Task directions:
Return a copy of every line in the records that includes the word "लखनऊ".

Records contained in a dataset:
■ ■ ■
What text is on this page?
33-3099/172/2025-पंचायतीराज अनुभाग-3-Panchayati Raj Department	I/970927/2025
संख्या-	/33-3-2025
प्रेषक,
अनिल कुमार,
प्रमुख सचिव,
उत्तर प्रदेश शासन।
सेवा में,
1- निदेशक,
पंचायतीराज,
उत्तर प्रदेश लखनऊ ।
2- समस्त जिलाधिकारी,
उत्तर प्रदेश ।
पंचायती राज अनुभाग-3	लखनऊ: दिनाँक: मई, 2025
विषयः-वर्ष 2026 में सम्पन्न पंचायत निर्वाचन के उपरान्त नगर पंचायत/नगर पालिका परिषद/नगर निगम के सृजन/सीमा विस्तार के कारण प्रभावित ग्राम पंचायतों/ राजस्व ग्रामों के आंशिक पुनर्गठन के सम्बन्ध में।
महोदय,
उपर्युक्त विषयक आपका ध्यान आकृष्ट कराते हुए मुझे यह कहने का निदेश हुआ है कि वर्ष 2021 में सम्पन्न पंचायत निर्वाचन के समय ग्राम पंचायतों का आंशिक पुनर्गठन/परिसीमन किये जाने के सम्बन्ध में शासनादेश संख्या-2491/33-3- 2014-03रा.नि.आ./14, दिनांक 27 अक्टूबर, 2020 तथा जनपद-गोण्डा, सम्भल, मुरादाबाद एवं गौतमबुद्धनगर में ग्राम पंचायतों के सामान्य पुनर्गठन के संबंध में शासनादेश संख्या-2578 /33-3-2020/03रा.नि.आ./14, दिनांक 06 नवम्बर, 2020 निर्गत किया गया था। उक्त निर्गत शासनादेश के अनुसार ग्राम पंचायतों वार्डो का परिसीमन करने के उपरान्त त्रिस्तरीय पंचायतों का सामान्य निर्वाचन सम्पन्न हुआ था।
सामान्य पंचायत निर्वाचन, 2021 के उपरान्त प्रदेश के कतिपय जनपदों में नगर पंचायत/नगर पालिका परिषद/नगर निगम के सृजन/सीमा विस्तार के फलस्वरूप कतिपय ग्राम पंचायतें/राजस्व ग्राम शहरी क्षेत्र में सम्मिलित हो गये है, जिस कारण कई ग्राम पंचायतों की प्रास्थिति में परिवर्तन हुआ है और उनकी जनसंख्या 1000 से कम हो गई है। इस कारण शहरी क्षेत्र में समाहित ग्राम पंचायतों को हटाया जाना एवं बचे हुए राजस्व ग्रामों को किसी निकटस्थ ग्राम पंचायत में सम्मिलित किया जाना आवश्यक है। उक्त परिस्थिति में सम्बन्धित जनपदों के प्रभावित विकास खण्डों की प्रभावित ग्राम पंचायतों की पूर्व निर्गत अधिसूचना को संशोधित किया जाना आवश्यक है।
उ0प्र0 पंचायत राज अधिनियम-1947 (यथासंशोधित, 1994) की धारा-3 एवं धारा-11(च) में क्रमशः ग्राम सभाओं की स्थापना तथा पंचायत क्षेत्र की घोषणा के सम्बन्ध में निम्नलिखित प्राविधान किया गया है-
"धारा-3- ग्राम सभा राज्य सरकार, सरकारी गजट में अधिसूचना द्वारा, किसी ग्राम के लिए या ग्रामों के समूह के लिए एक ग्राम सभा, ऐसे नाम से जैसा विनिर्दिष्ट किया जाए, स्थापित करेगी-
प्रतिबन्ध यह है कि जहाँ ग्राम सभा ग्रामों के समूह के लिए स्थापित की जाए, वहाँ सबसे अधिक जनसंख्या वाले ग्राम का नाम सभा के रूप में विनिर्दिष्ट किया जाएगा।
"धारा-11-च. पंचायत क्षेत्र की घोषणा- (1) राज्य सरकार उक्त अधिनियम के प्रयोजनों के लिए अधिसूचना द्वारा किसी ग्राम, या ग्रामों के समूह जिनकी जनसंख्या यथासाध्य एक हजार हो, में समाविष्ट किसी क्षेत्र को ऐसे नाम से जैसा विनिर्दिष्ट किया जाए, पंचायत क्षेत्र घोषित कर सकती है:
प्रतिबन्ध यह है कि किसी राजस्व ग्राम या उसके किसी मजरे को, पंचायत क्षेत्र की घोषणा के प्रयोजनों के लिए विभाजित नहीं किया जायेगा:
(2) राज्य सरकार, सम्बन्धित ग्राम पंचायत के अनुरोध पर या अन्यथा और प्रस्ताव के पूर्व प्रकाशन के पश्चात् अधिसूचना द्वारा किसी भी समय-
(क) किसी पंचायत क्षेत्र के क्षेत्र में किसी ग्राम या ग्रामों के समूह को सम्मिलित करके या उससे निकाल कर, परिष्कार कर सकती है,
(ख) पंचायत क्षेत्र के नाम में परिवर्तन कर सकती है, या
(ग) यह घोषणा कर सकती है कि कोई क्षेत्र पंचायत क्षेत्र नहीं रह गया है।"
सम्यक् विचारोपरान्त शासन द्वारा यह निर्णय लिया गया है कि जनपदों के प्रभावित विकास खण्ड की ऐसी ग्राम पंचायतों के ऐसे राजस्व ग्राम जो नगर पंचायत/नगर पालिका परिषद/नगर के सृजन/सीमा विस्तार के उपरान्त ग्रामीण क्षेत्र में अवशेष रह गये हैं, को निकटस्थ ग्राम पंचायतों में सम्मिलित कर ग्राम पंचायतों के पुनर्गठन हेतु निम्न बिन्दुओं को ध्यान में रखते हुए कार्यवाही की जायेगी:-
■ ■ ■
Answer below:
उत्तर प्रदेश लखनऊ ।
पंचायती राज अनुभाग-3	लखनऊ: दिनाँक: मई, 2025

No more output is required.